## ABOUT THIS TASK
Return every line from the listing where the word "color" occurs.

[SOURCE RECORDS Boundary: Start]

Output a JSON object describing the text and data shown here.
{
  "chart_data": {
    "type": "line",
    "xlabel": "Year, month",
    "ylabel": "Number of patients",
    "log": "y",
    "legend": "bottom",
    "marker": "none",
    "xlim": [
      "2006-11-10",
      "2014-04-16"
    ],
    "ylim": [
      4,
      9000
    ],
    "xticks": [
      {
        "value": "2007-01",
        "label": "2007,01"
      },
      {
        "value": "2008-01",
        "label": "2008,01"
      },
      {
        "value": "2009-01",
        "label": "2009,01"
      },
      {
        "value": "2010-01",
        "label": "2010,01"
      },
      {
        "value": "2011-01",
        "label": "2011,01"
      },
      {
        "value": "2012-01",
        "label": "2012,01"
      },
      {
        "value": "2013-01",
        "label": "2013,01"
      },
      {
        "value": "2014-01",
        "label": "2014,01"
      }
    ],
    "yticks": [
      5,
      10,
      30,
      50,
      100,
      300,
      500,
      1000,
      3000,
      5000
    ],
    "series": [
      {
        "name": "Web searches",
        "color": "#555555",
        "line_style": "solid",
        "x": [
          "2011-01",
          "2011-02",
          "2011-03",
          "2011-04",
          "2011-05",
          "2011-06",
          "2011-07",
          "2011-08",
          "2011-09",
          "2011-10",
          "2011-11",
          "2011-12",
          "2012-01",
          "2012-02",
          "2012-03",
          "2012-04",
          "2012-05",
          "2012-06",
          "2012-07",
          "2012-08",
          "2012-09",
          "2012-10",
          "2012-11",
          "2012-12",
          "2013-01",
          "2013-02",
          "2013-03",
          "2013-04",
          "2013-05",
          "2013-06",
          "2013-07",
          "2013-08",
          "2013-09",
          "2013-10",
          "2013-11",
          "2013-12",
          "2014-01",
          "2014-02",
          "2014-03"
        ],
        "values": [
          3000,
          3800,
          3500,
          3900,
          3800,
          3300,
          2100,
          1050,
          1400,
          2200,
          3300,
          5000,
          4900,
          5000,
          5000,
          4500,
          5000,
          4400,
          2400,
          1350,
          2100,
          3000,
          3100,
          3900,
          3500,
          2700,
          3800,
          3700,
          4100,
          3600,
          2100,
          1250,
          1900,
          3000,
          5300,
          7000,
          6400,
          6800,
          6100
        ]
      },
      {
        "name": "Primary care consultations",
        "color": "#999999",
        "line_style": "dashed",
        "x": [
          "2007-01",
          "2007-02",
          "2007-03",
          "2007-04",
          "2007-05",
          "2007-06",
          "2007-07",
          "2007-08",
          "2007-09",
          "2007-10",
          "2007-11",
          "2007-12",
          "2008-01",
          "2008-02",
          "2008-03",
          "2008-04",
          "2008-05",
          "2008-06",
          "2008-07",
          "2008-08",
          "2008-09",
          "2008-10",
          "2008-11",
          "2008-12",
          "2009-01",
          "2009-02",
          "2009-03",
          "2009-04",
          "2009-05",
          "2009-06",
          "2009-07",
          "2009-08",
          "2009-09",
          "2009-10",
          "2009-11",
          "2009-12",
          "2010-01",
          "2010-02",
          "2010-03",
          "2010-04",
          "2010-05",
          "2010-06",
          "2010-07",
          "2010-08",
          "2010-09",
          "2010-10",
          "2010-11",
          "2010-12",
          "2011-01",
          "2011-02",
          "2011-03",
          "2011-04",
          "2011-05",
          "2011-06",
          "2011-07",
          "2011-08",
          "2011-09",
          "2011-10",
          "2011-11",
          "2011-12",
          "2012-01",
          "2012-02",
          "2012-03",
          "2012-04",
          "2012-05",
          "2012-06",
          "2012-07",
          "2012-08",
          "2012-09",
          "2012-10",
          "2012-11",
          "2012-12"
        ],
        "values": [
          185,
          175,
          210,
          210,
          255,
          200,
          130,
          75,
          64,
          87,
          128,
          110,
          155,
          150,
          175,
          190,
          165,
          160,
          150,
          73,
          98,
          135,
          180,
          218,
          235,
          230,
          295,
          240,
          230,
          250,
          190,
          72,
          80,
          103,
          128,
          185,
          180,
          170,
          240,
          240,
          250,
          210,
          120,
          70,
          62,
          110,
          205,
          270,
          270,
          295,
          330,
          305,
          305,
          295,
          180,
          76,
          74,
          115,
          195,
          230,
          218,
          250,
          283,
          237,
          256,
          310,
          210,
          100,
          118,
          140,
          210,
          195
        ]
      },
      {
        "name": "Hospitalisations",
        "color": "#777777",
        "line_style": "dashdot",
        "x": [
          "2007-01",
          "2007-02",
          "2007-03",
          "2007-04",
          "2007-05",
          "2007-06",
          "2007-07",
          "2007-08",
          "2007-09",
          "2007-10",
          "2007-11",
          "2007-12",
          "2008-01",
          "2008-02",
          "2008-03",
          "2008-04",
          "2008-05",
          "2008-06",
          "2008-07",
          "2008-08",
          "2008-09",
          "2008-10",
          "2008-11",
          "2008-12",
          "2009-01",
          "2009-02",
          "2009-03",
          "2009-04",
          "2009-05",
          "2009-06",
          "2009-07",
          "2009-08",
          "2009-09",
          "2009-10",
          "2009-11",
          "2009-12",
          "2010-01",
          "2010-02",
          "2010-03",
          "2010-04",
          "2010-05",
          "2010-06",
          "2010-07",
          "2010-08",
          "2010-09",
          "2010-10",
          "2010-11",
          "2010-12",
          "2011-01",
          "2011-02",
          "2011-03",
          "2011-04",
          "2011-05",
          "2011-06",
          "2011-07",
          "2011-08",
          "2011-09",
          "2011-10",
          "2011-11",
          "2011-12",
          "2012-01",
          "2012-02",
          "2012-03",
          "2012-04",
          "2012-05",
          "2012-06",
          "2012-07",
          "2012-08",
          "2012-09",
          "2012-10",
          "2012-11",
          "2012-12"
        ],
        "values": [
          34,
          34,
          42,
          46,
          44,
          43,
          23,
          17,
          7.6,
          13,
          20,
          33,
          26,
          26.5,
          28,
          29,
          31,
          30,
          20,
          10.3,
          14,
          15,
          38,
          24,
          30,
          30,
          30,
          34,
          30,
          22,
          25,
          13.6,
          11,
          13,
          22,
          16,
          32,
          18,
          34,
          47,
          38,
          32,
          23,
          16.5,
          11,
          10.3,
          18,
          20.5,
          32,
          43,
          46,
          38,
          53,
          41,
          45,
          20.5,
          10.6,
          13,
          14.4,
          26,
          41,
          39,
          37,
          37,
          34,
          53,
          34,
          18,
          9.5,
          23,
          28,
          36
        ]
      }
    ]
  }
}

[SOURCE RECORDS Boundary: End]

## YOUR SOLUTION
        "color": "#555555",
        "color": "#999999",
        "color": "#777777",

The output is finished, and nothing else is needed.